* **Task statement**
Provide an exact transcription of all the records.

(Data extracted from a collection)
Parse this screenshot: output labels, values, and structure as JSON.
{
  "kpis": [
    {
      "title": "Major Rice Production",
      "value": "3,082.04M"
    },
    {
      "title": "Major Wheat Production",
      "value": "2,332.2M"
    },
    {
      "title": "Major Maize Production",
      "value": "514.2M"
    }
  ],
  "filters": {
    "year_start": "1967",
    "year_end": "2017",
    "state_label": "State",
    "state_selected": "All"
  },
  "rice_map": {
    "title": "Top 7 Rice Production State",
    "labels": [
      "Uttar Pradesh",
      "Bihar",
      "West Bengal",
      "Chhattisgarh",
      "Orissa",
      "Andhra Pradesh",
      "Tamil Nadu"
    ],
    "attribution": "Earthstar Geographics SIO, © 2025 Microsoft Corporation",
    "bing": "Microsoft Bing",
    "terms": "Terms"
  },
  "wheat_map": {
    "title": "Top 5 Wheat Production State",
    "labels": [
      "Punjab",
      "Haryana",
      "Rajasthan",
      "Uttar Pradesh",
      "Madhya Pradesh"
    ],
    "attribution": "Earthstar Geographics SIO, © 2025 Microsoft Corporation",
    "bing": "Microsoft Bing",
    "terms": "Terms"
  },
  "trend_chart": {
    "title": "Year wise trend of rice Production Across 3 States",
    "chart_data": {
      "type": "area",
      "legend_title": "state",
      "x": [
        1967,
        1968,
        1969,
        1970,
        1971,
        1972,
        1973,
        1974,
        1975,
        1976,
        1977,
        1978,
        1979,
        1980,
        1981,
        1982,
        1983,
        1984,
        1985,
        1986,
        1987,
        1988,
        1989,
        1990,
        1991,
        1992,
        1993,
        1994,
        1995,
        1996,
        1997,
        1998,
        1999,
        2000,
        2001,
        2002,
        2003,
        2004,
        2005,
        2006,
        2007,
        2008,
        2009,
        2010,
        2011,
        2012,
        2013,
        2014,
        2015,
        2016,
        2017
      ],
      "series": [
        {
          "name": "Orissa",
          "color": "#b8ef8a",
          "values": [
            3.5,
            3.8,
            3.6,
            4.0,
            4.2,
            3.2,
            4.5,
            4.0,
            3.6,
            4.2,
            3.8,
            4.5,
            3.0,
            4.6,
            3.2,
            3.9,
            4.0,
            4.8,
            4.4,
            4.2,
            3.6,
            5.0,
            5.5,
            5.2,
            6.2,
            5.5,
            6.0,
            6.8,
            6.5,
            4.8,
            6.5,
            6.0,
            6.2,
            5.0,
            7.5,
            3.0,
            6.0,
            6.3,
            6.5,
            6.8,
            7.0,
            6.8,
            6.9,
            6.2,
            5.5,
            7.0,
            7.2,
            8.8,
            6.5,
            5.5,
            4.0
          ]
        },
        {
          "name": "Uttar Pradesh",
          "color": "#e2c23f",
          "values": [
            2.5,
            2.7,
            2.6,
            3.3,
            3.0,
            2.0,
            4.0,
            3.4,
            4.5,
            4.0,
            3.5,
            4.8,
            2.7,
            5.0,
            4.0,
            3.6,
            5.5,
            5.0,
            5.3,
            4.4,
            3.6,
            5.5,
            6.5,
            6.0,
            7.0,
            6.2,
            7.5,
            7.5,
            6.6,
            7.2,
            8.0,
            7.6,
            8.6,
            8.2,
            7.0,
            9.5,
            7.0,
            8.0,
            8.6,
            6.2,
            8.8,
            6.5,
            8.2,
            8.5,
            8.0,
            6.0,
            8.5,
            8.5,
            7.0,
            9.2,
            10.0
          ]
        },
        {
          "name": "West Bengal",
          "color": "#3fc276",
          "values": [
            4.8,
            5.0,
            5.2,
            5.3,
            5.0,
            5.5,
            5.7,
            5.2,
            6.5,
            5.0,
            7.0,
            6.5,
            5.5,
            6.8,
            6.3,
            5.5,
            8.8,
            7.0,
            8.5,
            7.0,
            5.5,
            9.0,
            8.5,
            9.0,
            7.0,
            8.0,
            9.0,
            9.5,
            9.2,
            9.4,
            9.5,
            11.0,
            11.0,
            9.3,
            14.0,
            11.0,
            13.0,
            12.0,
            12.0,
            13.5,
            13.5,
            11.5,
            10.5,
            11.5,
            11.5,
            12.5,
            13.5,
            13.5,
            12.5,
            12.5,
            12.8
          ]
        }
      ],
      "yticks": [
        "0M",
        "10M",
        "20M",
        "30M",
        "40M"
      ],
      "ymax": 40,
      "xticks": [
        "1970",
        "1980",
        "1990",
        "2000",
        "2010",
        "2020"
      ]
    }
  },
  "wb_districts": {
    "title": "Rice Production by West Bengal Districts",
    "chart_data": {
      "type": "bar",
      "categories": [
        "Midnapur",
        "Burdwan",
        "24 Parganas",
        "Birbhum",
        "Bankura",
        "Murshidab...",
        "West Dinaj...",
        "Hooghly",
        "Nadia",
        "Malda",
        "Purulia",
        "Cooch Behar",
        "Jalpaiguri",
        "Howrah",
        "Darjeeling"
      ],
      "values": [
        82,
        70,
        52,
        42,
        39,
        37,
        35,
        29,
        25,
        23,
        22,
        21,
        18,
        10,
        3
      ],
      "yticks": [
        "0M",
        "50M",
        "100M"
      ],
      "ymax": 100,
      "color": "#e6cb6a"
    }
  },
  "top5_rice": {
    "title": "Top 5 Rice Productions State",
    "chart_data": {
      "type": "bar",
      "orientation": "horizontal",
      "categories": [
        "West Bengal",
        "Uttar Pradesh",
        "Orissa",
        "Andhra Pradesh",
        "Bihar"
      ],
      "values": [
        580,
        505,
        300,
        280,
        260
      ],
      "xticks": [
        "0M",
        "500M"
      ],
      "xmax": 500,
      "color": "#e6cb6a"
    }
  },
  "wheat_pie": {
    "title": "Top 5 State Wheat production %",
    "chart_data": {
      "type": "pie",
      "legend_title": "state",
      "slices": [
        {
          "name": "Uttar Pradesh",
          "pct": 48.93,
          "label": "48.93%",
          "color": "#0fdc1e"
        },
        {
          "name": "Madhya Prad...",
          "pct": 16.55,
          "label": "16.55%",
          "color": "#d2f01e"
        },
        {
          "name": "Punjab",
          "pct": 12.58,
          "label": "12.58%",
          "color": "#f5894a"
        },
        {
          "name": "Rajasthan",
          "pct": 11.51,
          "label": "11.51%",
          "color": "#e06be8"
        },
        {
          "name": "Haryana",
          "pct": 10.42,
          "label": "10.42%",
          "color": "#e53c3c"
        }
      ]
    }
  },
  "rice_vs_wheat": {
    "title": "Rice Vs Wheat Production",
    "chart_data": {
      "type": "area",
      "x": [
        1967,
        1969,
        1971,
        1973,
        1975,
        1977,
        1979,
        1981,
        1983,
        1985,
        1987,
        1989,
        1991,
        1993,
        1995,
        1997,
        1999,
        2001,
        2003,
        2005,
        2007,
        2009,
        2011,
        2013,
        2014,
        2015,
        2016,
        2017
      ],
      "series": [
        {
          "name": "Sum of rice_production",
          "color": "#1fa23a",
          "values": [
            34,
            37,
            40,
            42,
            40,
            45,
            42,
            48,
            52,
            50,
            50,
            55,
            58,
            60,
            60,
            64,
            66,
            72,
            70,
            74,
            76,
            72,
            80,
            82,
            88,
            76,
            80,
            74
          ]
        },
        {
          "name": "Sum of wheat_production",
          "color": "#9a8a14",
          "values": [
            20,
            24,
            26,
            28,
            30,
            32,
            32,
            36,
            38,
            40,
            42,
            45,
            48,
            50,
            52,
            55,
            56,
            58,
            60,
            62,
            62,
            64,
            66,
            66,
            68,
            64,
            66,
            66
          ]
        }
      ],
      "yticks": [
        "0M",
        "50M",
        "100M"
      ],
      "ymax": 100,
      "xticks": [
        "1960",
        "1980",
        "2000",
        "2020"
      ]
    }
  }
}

* **The solution**
Parse this screenshot: output labels, values, and structure as JSON.
{
  "kpis": [
    {
      "title": "Major Rice Production",
      "value": "3,082.04M"
    },
    {
      "title": "Major Wheat Production",
      "value": "2,332.2M"
    },
    {
      "title": "Major Maize Production",
      "value": "514.2M"
    }
  ],
  "filters": {
    "year_start": "1967",
    "year_end": "2017",
    "state_label": "State",
    "state_selected": "All"
  },
  "rice_map": {
    "title": "Top 7 Rice Production State",
    "labels": [
      "Uttar Pradesh",
      "Bihar",
      "West Bengal",
      "Chhattisgarh",
      "Orissa",
      "Andhra Pradesh",
      "Tamil Nadu"
    ],
    "attribution": "Earthstar Geographics SIO, © 2025 Microsoft Corporation",
    "bing": "Microsoft Bing",
    "terms": "Terms"
  },
  "wheat_map": {
    "title": "Top 5 Wheat Production State",
    "labels": [
      "Punjab",
      "Haryana",
      "Rajasthan",
      "Uttar Pradesh",
      "Madhya Pradesh"
    ],
    "attribution": "Earthstar Geographics SIO, © 2025 Microsoft Corporation",
    "bing": "Microsoft Bing",
    "terms": "Terms"
  },
  "trend_chart": {
    "title": "Year wise trend of rice Production Across 3 States",
    "chart_data": {
      "type": "area",
      "legend_title": "state",
      "x": [
        1967,
        1968,
        1969,
        1970,
        1971,
        1972,
        1973,
        1974,
        1975,
        1976,
        1977,
        1978,
        1979,
        1980,
        1981,
        1982,
        1983,
        1984,
        1985,
        1986,
        1987,
        1988,
        1989,
        1990,
        1991,
        1992,
        1993,
        1994,
        1995,
        1996,
        1997,
        1998,
        1999,
        2000,
        2001,
        2002,
        2003,
        2004,
        2005,
        2006,
        2007,
        2008,
        2009,
        2010,
        2011,
        2012,
        2013,
        2014,
        2015,
        2016,
        2017
      ],
      "series": [
        {
          "name": "Orissa",
          "color": "#b8ef8a",
          "values": [
            3.5,
            3.8,
            3.6,
            4.0,
            4.2,
            3.2,
            4.5,
            4.0,
            3.6,
            4.2,
            3.8,
            4.5,
            3.0,
            4.6,
            3.2,
            3.9,
            4.0,
            4.8,
            4.4,
            4.2,
            3.6,
            5.0,
            5.5,
            5.2,
            6.2,
            5.5,
            6.0,
            6.8,
            6.5,
            4.8,
            6.5,
            6.0,
            6.2,
            5.0,
            7.5,
            3.0,
            6.0,
            6.3,
            6.5,
            6.8,
            7.0,
            6.8,
            6.9,
            6.2,
            5.5,
            7.0,
            7.2,
            8.8,
            6.5,
            5.5,
            4.0
          ]
        },
        {
          "name": "Uttar Pradesh",
          "color": "#e2c23f",
          "values": [
            2.5,
            2.7,
            2.6,
            3.3,
            3.0,
            2.0,
            4.0,
            3.4,
            4.5,
            4.0,
            3.5,
            4.8,
            2.7,
            5.0,
            4.0,
            3.6,
            5.5,
            5.0,
            5.3,
            4.4,
            3.6,
            5.5,
            6.5,
            6.0,
            7.0,
            6.2,
            7.5,
            7.5,
            6.6,
            7.2,
            8.0,
            7.6,
            8.6,
            8.2,
            7.0,
            9.5,
            7.0,
            8.0,
            8.6,
            6.2,
            8.8,
            6.5,
            8.2,
            8.5,
            8.0,
            6.0,
            8.5,
            8.5,
            7.0,
            9.2,
            10.0
          ]
        },
        {
          "name": "West Bengal",
          "color": "#3fc276",
          "values": [
            4.8,
            5.0,
            5.2,
            5.3,
            5.0,
            5.5,
            5.7,
            5.2,
            6.5,
            5.0,
            7.0,
            6.5,
            5.5,
            6.8,
            6.3,
            5.5,
            8.8,
            7.0,
            8.5,
            7.0,
            5.5,
            9.0,
            8.5,
            9.0,
            7.0,
            8.0,
            9.0,
            9.5,
            9.2,
            9.4,
            9.5,
            11.0,
            11.0,
            9.3,
            14.0,
            11.0,
            13.0,
            12.0,
            12.0,
            13.5,
            13.5,
            11.5,
            10.5,
            11.5,
            11.5,
            12.5,
            13.5,
            13.5,
            12.5,
            12.5,
            12.8
          ]
        }
      ],
      "yticks": [
        "0M",
        "10M",
        "20M",
        "30M",
        "40M"
      ],
      "ymax": 40,
      "xticks": [
        "1970",
        "1980",
        "1990",
        "2000",
        "2010",
        "2020"
      ]
    }
  },
  "wb_districts": {
    "title": "Rice Production by West Bengal Districts",
    "chart_data": {
      "type": "bar",
      "categories": [
        "Midnapur",
        "Burdwan",
        "24 Parganas",
        "Birbhum",
        "Bankura",
        "Murshidab...",
        "West Dinaj...",
        "Hooghly",
        "Nadia",
        "Malda",
        "Purulia",
        "Cooch Behar",
        "Jalpaiguri",
        "Howrah",
        "Darjeeling"
      ],
      "values": [
        82,
        70,
        52,
        42,
        39,
        37,
        35,
        29,
        25,
        23,
        22,
        21,
        18,
        10,
        3
      ],
      "yticks": [
        "0M",
        "50M",
        "100M"
      ],
      "ymax": 100,
      "color": "#e6cb6a"
    }
  },
  "top5_rice": {
    "title": "Top 5 Rice Productions State",
    "chart_data": {
      "type": "bar",
      "orientation": "horizontal",
      "categories": [
        "West Bengal",
        "Uttar Pradesh",
        "Orissa",
        "Andhra Pradesh",
        "Bihar"
      ],
      "values": [
        580,
        505,
        300,
        280,
        260
      ],
      "xticks": [
        "0M",
        "500M"
      ],
      "xmax": 500,
      "color": "#e6cb6a"
    }
  },
  "wheat_pie": {
    "title": "Top 5 State Wheat production %",
    "chart_data": {
      "type": "pie",
      "legend_title": "state",
      "slices": [
        {
          "name": "Uttar Pradesh",
          "pct": 48.93,
          "label": "48.93%",
          "color": "#0fdc1e"
        },
        {
          "name": "Madhya Prad...",
          "pct": 16.55,
          "label": "16.55%",
          "color": "#d2f01e"
        },
        {
          "name": "Punjab",
          "pct": 12.58,
          "label": "12.58%",
          "color": "#f5894a"
        },
        {
          "name": "Rajasthan",
          "pct": 11.51,
          "label": "11.51%",
          "color": "#e06be8"
        },
        {
          "name": "Haryana",
          "pct": 10.42,
          "label": "10.42%",
          "color": "#e53c3c"
        }
      ]
    }
  },
  "rice_vs_wheat": {
    "title": "Rice Vs Wheat Production",
    "chart_data": {
      "type": "area",
      "x": [
        1967,
        1969,
        1971,
        1973,
        1975,
        1977,
        1979,
        1981,
        1983,
        1985,
        1987,
        1989,
        1991,
        1993,
        1995,
        1997,
        1999,
        2001,
        2003,
        2005,
        2007,
        2009,
        2011,
        2013,
        2014,
        2015,
        2016,
        2017
      ],
      "series": [
        {
          "name": "Sum of rice_production",
          "color": "#1fa23a",
          "values": [
            34,
            37,
            40,
            42,
            40,
            45,
            42,
            48,
            52,
            50,
            50,
            55,
            58,
            60,
            60,
            64,
            66,
            72,
            70,
            74,
            76,
            72,
            80,
            82,
            88,
            76,
            80,
            74
          ]
        },
        {
          "name": "Sum of wheat_production",
          "color": "#9a8a14",
          "values": [
            20,
            24,
            26,
            28,
            30,
            32,
            32,
            36,
            38,
            40,
            42,
            45,
            48,
            50,
            52,
            55,
            56,
            58,
            60,
            62,
            62,
            64,
            66,
            66,
            68,
            64,
            66,
            66
          ]
        }
      ],
      "yticks": [
        "0M",
        "50M",
        "100M"
      ],
      "ymax": 100,
      "xticks": [
        "1960",
        "1980",
        "2000",
        "2020"
      ]
    }
  }
}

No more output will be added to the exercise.